■ **EXERCISE GOAL**:
Without including any pictures, copy each entry below exactly.

■ **DATA LISTING**:
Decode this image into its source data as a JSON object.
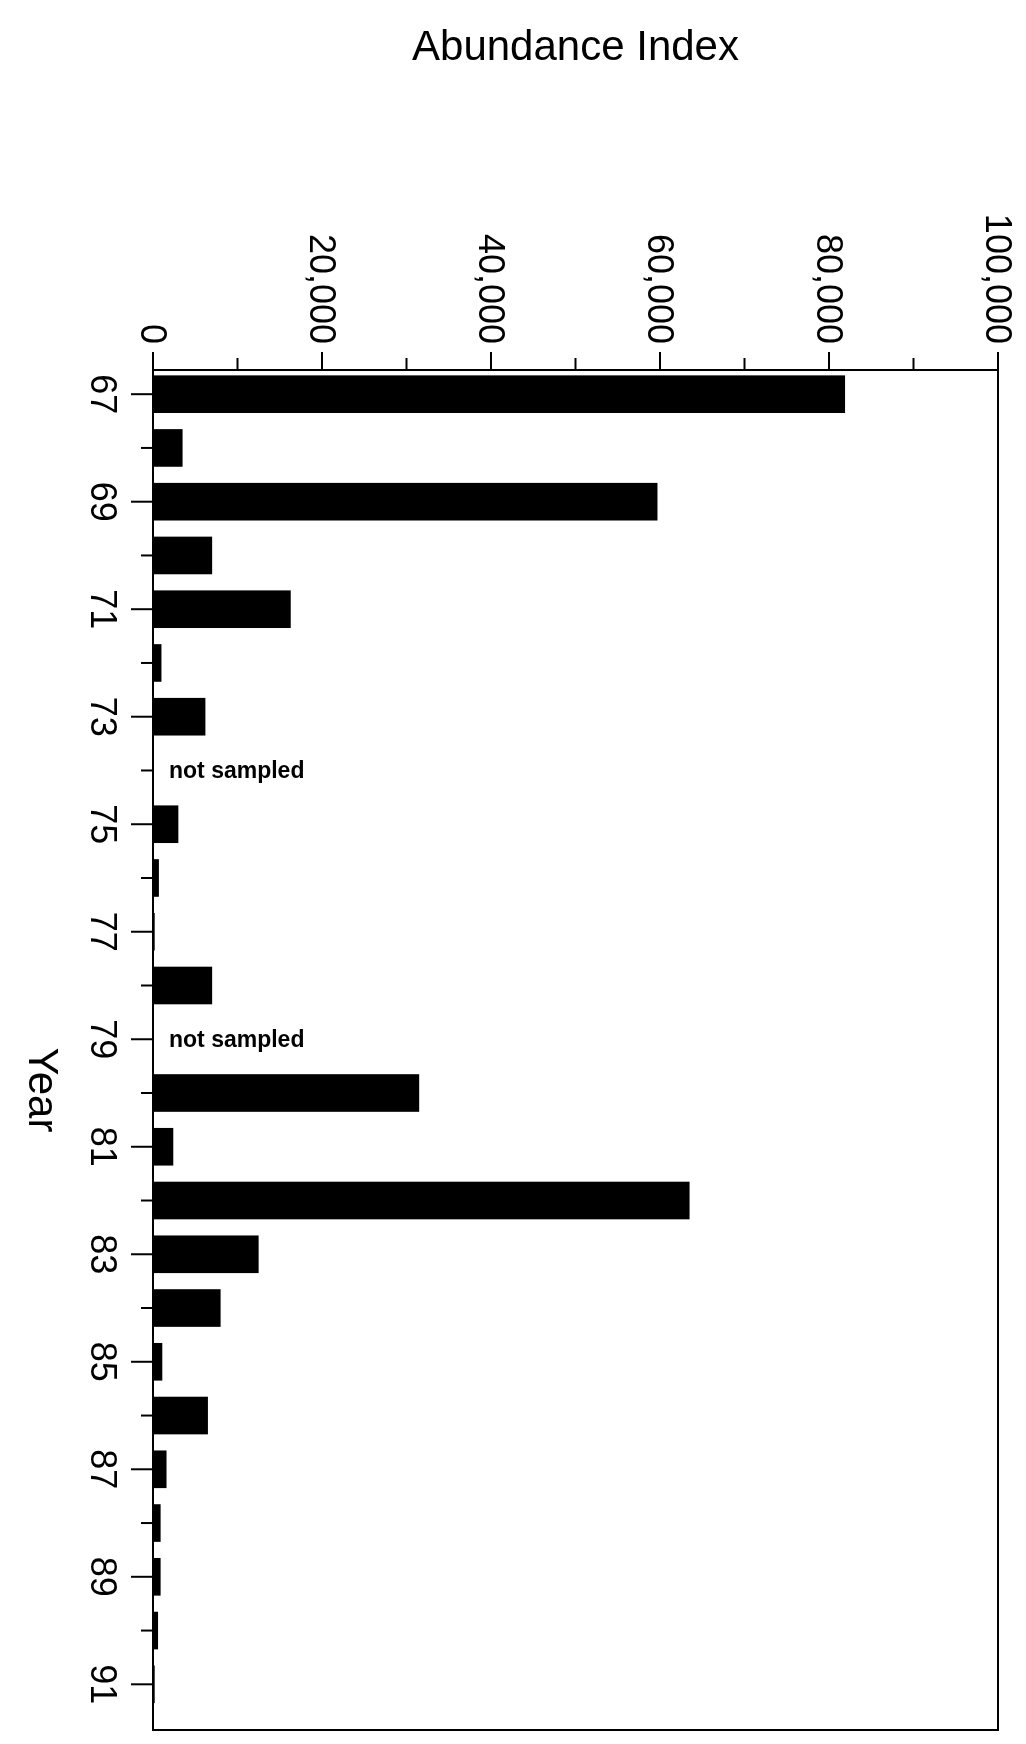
{
  "chart_data": {
    "type": "bar",
    "orientation": "horizontal",
    "xlabel": "Abundance Index",
    "ylabel": "Year",
    "categories": [
      "67",
      null,
      "69",
      null,
      "71",
      null,
      "73",
      null,
      "75",
      null,
      "77",
      null,
      "79",
      null,
      "81",
      null,
      "83",
      null,
      "85",
      null,
      "87",
      null,
      "89",
      null,
      "91"
    ],
    "values": [
      81900,
      3500,
      59700,
      7000,
      16300,
      1000,
      6200,
      null,
      3000,
      700,
      200,
      7000,
      null,
      31500,
      2400,
      63500,
      12500,
      8000,
      1100,
      6500,
      1600,
      900,
      900,
      600,
      200
    ],
    "color": "#000000",
    "xlim": [
      0,
      100000
    ],
    "xticks": [
      0,
      {
        "value": 10000,
        "label": null
      },
      {
        "value": 20000,
        "label": "20,000"
      },
      {
        "value": 30000,
        "label": null
      },
      {
        "value": 40000,
        "label": "40,000"
      },
      {
        "value": 50000,
        "label": null
      },
      {
        "value": 60000,
        "label": "60,000"
      },
      {
        "value": 70000,
        "label": null
      },
      {
        "value": 80000,
        "label": "80,000"
      },
      {
        "value": 90000,
        "label": null
      },
      {
        "value": 100000,
        "label": "100,000"
      }
    ],
    "annotations": [
      "not sampled",
      "not sampled"
    ],
    "grid": false
  }
}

■ **FINAL RESULT**:
Decode this image into its source data as a JSON object.
{
  "chart_data": {
    "type": "bar",
    "orientation": "horizontal",
    "xlabel": "Abundance Index",
    "ylabel": "Year",
    "categories": [
      "67",
      null,
      "69",
      null,
      "71",
      null,
      "73",
      null,
      "75",
      null,
      "77",
      null,
      "79",
      null,
      "81",
      null,
      "83",
      null,
      "85",
      null,
      "87",
      null,
      "89",
      null,
      "91"
    ],
    "values": [
      81900,
      3500,
      59700,
      7000,
      16300,
      1000,
      6200,
      null,
      3000,
      700,
      200,
      7000,
      null,
      31500,
      2400,
      63500,
      12500,
      8000,
      1100,
      6500,
      1600,
      900,
      900,
      600,
      200
    ],
    "color": "#000000",
    "xlim": [
      0,
      100000
    ],
    "xticks": [
      0,
      {
        "value": 10000,
        "label": null
      },
      {
        "value": 20000,
        "label": "20,000"
      },
      {
        "value": 30000,
        "label": null
      },
      {
        "value": 40000,
        "label": "40,000"
      },
      {
        "value": 50000,
        "label": null
      },
      {
        "value": 60000,
        "label": "60,000"
      },
      {
        "value": 70000,
        "label": null
      },
      {
        "value": 80000,
        "label": "80,000"
      },
      {
        "value": 90000,
        "label": null
      },
      {
        "value": 100000,
        "label": "100,000"
      }
    ],
    "annotations": [
      "not sampled",
      "not sampled"
    ],
    "grid": false
  }
}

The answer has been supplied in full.